Written exercise ▸ Copy all lines of the listing that include the string "Cultural".

»»

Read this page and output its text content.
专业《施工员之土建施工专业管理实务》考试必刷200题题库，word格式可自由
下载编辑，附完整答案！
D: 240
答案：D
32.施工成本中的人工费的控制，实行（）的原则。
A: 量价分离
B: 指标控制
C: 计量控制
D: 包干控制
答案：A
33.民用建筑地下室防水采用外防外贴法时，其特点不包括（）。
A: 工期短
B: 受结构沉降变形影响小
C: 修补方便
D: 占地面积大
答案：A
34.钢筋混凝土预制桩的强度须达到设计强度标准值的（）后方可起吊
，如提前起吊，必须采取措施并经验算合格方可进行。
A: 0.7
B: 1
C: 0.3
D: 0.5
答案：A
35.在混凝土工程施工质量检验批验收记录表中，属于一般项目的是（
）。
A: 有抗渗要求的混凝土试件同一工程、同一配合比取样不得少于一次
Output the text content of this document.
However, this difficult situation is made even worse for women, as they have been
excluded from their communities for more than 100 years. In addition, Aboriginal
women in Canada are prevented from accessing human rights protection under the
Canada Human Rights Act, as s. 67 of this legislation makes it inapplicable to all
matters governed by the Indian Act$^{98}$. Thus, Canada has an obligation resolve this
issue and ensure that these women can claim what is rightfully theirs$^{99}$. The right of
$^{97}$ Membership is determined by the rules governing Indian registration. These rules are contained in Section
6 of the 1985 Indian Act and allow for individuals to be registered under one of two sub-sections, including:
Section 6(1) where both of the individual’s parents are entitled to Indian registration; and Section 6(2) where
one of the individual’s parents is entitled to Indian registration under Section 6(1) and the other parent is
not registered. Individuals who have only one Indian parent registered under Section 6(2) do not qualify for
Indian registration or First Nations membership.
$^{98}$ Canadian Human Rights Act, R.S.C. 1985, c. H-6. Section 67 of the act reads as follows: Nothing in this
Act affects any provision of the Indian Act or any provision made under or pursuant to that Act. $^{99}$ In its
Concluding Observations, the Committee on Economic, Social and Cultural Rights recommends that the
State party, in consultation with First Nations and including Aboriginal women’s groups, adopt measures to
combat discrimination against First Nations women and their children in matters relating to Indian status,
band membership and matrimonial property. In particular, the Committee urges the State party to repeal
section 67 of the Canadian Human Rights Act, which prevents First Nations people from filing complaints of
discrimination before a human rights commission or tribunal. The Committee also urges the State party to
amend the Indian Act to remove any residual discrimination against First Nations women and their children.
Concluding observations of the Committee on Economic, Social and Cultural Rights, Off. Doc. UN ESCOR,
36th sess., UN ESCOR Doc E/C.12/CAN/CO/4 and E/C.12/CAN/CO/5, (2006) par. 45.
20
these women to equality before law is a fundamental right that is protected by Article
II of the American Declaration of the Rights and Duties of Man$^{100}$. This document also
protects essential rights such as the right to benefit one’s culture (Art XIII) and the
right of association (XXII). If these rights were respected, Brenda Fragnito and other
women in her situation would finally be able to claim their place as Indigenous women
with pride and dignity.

««
»»

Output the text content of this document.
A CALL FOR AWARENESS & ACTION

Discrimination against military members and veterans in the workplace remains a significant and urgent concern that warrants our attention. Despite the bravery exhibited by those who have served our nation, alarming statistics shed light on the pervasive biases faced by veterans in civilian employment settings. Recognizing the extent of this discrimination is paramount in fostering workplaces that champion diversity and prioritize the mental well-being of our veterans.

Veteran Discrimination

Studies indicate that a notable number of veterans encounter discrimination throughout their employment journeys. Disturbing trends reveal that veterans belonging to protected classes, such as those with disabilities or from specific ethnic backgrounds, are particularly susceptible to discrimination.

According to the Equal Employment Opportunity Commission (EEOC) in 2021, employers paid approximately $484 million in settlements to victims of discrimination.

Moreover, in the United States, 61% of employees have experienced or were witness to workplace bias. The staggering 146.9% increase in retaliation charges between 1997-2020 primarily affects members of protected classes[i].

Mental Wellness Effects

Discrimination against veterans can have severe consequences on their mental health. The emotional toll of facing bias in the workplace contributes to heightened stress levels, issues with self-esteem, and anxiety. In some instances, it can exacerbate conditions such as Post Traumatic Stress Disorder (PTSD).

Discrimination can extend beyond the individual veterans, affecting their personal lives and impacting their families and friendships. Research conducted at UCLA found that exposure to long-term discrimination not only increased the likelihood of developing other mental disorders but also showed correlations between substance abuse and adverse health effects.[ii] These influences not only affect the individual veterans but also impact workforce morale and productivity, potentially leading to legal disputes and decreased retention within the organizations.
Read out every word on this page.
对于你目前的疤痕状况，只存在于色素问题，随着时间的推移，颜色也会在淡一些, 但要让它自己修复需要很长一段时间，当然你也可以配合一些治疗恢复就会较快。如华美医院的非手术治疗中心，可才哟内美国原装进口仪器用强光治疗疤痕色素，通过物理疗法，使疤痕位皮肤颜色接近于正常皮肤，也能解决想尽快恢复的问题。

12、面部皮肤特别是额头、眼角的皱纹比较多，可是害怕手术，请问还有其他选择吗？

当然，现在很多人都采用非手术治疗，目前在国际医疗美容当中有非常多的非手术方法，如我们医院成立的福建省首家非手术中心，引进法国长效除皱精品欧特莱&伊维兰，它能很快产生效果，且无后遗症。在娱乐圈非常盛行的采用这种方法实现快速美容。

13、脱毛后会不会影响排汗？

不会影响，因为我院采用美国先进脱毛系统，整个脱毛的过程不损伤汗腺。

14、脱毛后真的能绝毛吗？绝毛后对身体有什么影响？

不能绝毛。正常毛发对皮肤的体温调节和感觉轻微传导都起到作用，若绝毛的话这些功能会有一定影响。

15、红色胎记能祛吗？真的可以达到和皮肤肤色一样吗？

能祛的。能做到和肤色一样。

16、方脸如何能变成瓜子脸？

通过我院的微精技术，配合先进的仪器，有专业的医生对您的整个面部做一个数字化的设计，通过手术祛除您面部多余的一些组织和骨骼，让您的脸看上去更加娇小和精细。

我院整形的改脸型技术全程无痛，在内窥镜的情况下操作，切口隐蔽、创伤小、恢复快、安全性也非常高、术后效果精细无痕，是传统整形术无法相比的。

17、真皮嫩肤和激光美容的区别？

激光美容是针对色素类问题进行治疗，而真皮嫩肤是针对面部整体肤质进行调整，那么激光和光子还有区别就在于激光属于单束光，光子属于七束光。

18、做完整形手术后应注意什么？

««

Expected output ▸
Concluding Observations, the Committee on Economic, Social and Cultural Rights recommends that the
Concluding observations of the Committee on Economic, Social and Cultural Rights, Off. Doc. UN ESCOR,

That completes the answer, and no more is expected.